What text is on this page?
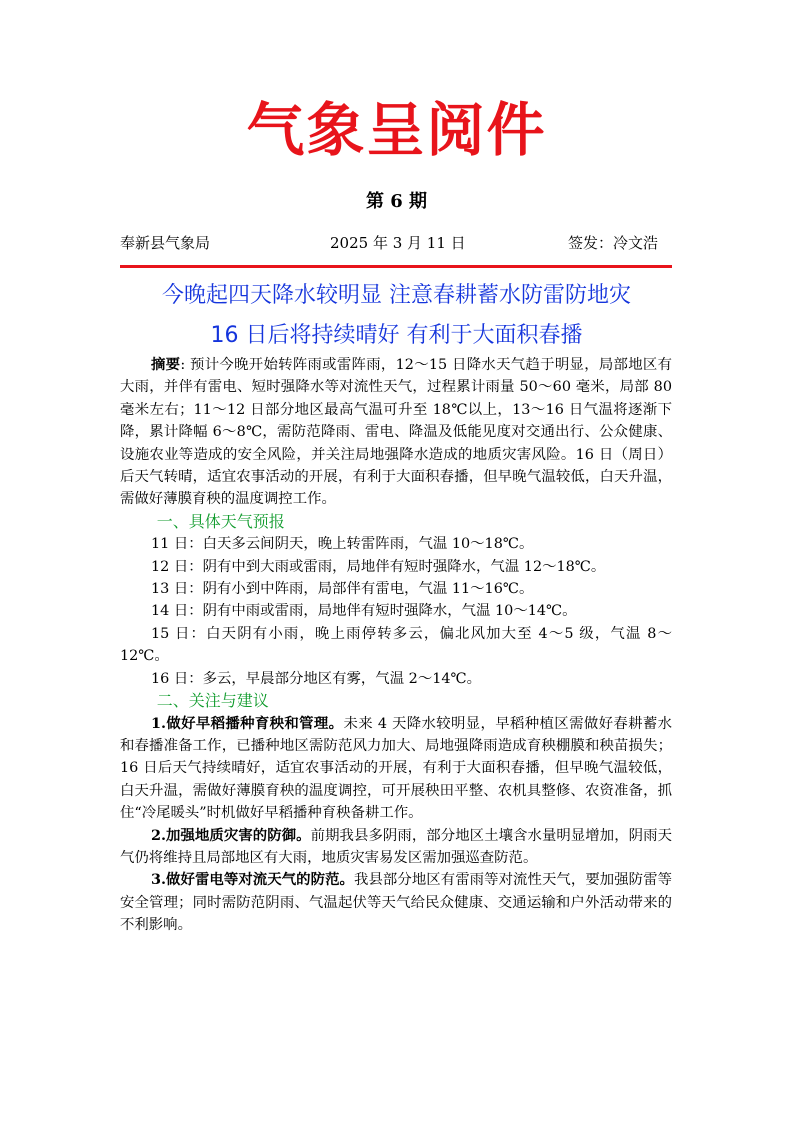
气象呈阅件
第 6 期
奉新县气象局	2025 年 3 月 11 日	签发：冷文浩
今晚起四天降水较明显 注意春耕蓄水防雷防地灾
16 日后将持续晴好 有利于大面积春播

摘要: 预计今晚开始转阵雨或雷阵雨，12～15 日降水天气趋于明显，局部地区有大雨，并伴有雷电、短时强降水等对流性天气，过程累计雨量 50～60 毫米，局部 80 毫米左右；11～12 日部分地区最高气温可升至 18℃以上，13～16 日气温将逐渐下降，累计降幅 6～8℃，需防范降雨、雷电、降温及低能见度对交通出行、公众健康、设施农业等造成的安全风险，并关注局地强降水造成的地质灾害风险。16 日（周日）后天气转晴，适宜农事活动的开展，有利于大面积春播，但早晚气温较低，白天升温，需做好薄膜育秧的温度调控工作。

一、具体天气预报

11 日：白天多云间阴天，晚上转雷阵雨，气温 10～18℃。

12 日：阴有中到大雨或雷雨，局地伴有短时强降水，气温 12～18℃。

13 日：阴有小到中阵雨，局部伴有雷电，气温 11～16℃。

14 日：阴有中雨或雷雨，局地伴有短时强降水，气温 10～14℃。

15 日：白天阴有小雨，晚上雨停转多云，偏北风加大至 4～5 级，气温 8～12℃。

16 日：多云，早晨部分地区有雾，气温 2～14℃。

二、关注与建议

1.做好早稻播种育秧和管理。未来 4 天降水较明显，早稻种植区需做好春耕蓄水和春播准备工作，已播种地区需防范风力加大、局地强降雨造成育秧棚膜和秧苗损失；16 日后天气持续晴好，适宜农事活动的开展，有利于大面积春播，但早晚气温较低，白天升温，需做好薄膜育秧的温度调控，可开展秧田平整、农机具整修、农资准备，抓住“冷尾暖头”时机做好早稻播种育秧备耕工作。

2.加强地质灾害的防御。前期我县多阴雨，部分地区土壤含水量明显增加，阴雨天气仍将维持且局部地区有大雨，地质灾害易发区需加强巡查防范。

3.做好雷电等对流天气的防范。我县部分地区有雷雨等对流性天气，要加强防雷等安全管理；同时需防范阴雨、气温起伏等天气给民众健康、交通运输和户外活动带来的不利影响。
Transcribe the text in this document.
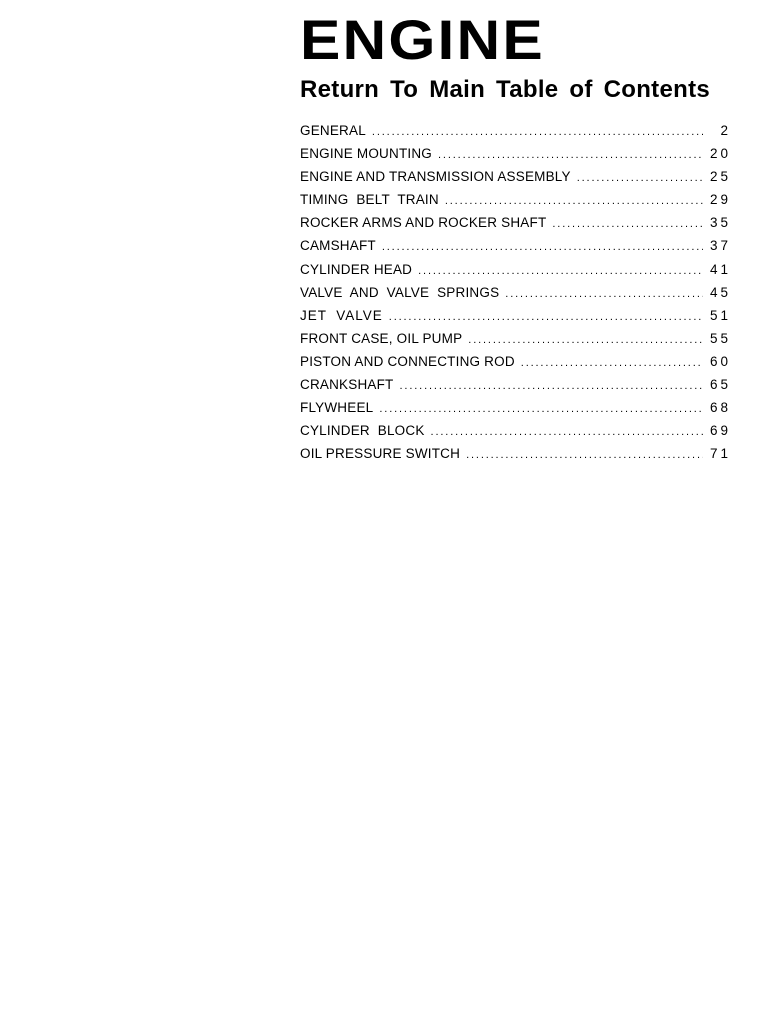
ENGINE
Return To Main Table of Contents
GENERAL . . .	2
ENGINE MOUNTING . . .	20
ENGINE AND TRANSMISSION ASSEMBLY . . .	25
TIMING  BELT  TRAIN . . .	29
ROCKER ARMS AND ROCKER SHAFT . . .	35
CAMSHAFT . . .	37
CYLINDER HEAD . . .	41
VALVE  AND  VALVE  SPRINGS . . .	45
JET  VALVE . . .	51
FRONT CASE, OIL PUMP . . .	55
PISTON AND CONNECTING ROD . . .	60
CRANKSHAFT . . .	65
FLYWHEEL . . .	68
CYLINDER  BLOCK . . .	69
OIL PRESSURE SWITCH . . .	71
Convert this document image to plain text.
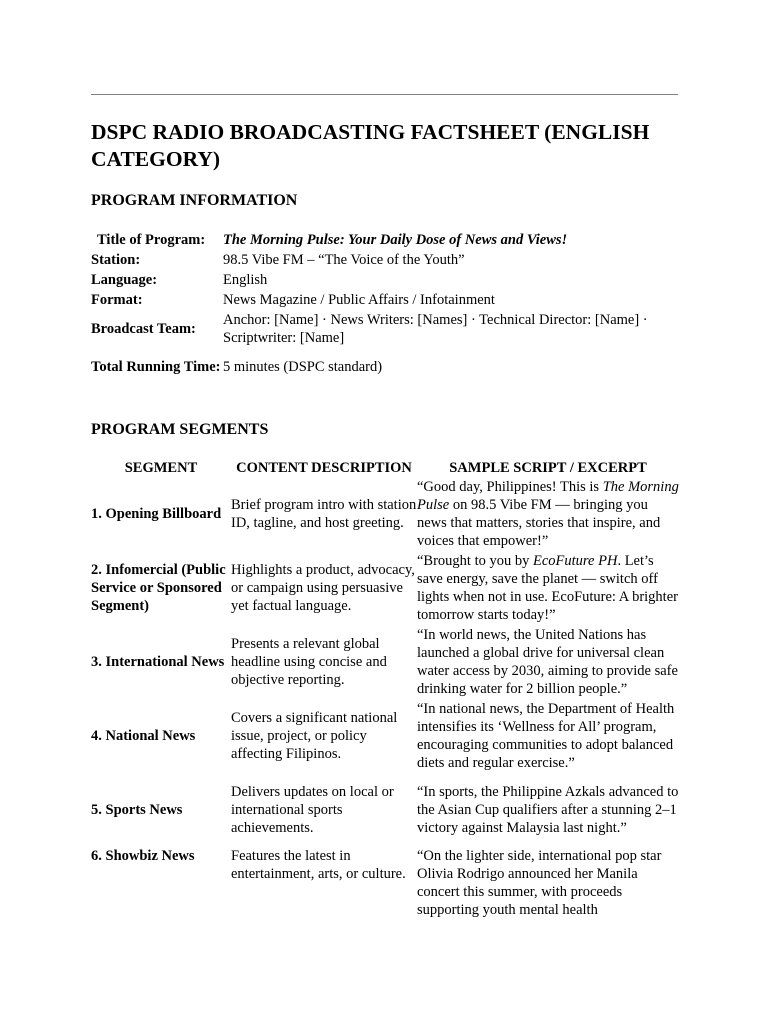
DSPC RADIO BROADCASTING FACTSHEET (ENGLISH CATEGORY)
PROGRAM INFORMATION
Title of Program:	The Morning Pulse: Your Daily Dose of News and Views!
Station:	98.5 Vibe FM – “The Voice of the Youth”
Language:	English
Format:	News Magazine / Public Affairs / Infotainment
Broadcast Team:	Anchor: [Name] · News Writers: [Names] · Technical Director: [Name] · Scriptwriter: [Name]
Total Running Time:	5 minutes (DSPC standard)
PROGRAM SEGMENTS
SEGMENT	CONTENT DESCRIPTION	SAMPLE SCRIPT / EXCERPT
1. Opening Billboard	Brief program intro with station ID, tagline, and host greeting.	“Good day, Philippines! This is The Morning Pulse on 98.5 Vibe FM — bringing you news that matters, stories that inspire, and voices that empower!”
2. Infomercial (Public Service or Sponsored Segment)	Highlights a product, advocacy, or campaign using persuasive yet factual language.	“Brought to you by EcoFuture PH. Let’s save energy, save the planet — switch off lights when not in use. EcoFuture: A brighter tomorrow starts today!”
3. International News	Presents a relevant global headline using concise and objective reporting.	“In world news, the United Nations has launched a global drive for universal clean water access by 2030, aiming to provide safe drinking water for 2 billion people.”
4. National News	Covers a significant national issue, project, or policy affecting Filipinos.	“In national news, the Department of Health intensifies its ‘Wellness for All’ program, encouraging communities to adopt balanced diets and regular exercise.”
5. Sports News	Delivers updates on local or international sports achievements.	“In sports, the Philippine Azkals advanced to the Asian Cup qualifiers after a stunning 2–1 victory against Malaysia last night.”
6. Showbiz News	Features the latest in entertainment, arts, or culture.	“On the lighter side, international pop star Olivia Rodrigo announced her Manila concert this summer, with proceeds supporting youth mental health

******

◆ **TASK DESCRIPTION**:
Copy the data exactly. Any picture it contains is to be omitted.

◆ **ANSWER BELOW**:
What text is on this page?
气象呈阅件
第 6 期
奉新县气象局	2025 年 3 月 11 日	签发：冷文浩
今晚起四天降水较明显 注意春耕蓄水防雷防地灾
16 日后将持续晴好 有利于大面积春播

摘要: 预计今晚开始转阵雨或雷阵雨，12～15 日降水天气趋于明显，局部地区有大雨，并伴有雷电、短时强降水等对流性天气，过程累计雨量 50～60 毫米，局部 80 毫米左右；11～12 日部分地区最高气温可升至 18℃以上，13～16 日气温将逐渐下降，累计降幅 6～8℃，需防范降雨、雷电、降温及低能见度对交通出行、公众健康、设施农业等造成的安全风险，并关注局地强降水造成的地质灾害风险。16 日（周日）后天气转晴，适宜农事活动的开展，有利于大面积春播，但早晚气温较低，白天升温，需做好薄膜育秧的温度调控工作。

一、具体天气预报

11 日：白天多云间阴天，晚上转雷阵雨，气温 10～18℃。

12 日：阴有中到大雨或雷雨，局地伴有短时强降水，气温 12～18℃。

13 日：阴有小到中阵雨，局部伴有雷电，气温 11～16℃。

14 日：阴有中雨或雷雨，局地伴有短时强降水，气温 10～14℃。

15 日：白天阴有小雨，晚上雨停转多云，偏北风加大至 4～5 级，气温 8～12℃。

16 日：多云，早晨部分地区有雾，气温 2～14℃。

二、关注与建议

1.做好早稻播种育秧和管理。未来 4 天降水较明显，早稻种植区需做好春耕蓄水和春播准备工作，已播种地区需防范风力加大、局地强降雨造成育秧棚膜和秧苗损失；16 日后天气持续晴好，适宜农事活动的开展，有利于大面积春播，但早晚气温较低，白天升温，需做好薄膜育秧的温度调控，可开展秧田平整、农机具整修、农资准备，抓住“冷尾暖头”时机做好早稻播种育秧备耕工作。

2.加强地质灾害的防御。前期我县多阴雨，部分地区土壤含水量明显增加，阴雨天气仍将维持且局部地区有大雨，地质灾害易发区需加强巡查防范。

3.做好雷电等对流天气的防范。我县部分地区有雷雨等对流性天气，要加强防雷等安全管理；同时需防范阴雨、气温起伏等天气给民众健康、交通运输和户外活动带来的不利影响。
Transcribe the text in this document.
ENGINE
Return To Main Table of Contents
GENERAL . . .	2
ENGINE MOUNTING . . .	20
ENGINE AND TRANSMISSION ASSEMBLY . . .	25
TIMING  BELT  TRAIN . . .	29
ROCKER ARMS AND ROCKER SHAFT . . .	35
CAMSHAFT . . .	37
CYLINDER HEAD . . .	41
VALVE  AND  VALVE  SPRINGS . . .	45
JET  VALVE . . .	51
FRONT CASE, OIL PUMP . . .	55
PISTON AND CONNECTING ROD . . .	60
CRANKSHAFT . . .	65
FLYWHEEL . . .	68
CYLINDER  BLOCK . . .	69
OIL PRESSURE SWITCH . . .	71
Convert this document image to plain text.
DSPC RADIO BROADCASTING FACTSHEET (ENGLISH CATEGORY)
PROGRAM INFORMATION
Title of Program:	The Morning Pulse: Your Daily Dose of News and Views!
Station:	98.5 Vibe FM – “The Voice of the Youth”
Language:	English
Format:	News Magazine / Public Affairs / Infotainment
Broadcast Team:	Anchor: [Name] · News Writers: [Names] · Technical Director: [Name] · Scriptwriter: [Name]
Total Running Time:	5 minutes (DSPC standard)
PROGRAM SEGMENTS
SEGMENT	CONTENT DESCRIPTION	SAMPLE SCRIPT / EXCERPT
1. Opening Billboard	Brief program intro with station ID, tagline, and host greeting.	“Good day, Philippines! This is The Morning Pulse on 98.5 Vibe FM — bringing you news that matters, stories that inspire, and voices that empower!”
2. Infomercial (Public Service or Sponsored Segment)	Highlights a product, advocacy, or campaign using persuasive yet factual language.	“Brought to you by EcoFuture PH. Let’s save energy, save the planet — switch off lights when not in use. EcoFuture: A brighter tomorrow starts today!”
3. International News	Presents a relevant global headline using concise and objective reporting.	“In world news, the United Nations has launched a global drive for universal clean water access by 2030, aiming to provide safe drinking water for 2 billion people.”
4. National News	Covers a significant national issue, project, or policy affecting Filipinos.	“In national news, the Department of Health intensifies its ‘Wellness for All’ program, encouraging communities to adopt balanced diets and regular exercise.”
5. Sports News	Delivers updates on local or international sports achievements.	“In sports, the Philippine Azkals advanced to the Asian Cup qualifiers after a stunning 2–1 victory against Malaysia last night.”
6. Showbiz News	Features the latest in entertainment, arts, or culture.	“On the lighter side, international pop star Olivia Rodrigo announced her Manila concert this summer, with proceeds supporting youth mental health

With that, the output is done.